Set tasks:
1 - Using the market report, decide whether each statement is true: (a) Bitcoin broke through the $30,000 level during the week. (b) The May 10th to 11th volatility ended with a closing price near $27,300. (c) Buying momentum grew stronger in May. For each, answer yes or no and quote the words of the report that settle it.
2 - Transcribe the stretch of the market report from "This erratic price" through "of current conditions.", keeping every word and mark unchanged.

Text block:

This erratic price action has been frustrating for both spot and derivatives traders. Compounding the pressure, the recent Ethereum Shanghai upgrade has unlocked a significant amount of ETH, potentially introducing sustained selling pressure into the crypto market. This on-chain data report will analyze these recent market dynamics, incorporating external capital flow data to provide a clearer picture of current conditions.

Market Price Overview

The week opened with Bitcoin trading around $29,000. It initially climbed to approximately $29,800 but failed to break the critical $30,000 resistance level. After briefly touching this high, a downward trend emerged. Significant consecutive sell-offs occurred on May 6th and 7th. The period of May 10th to 11th was marked by dramatic volatility, resulting in a closing price near $27,300.

On-Chain Analysis

Miner Revenue and Network Transaction Volume

Understanding the current state of on-chain activity is crucial before analyzing trader behavior. The recent explosion of BRC-20 and related meme coins has significantly increased transaction volume on the Bitcoin network, leading to block congestion and, consequently, a substantial rise in miner revenue.

On-chain charts show a blue line representing Bitcoin transaction count, with the shaded area indicating miner revenue. The data reveals that overall network activity has reached exceptionally high levels. While increased miner rewards are beneficial for network security, the ongoing congestion raises a concern: the growing number of BTC held by miners could become a considerable source of selling pressure in the future.

Accumulation Trend Score

With miner BTC holdings increasing, the next logical question is: what is the overall accumulation status across the network? The one-year Accumulation Trend Score provides insight. Following a period of strong accumulation in the latter half of April, buying momentum has drastically weakened in May, shifting into a distribution phase.

Given data:
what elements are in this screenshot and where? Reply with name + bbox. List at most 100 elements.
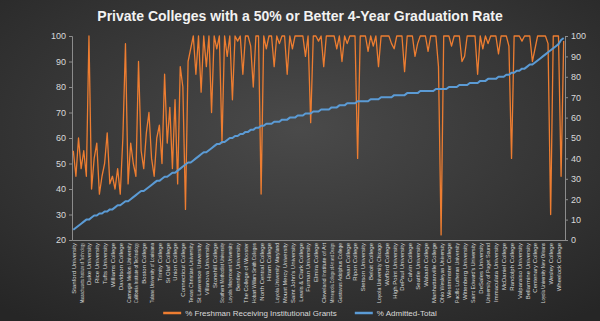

Results of the tasks:
1 -
(a) No: "failed to break the critical $30,000 resistance level"
(b) Yes: "resulting in a closing price near $27,300"
(c) No: "buying momentum has drastically weakened in May"

2 -
This erratic price action has been frustrating for both spot and derivatives traders. Compounding the pressure, the recent Ethereum Shanghai upgrade has unlocked a significant amount of ETH, potentially introducing sustained selling pressure into the crypto market. This on-chain data report will analyze these recent market dynamics, incorporating external capital flow data to provide a clearer picture of current conditions.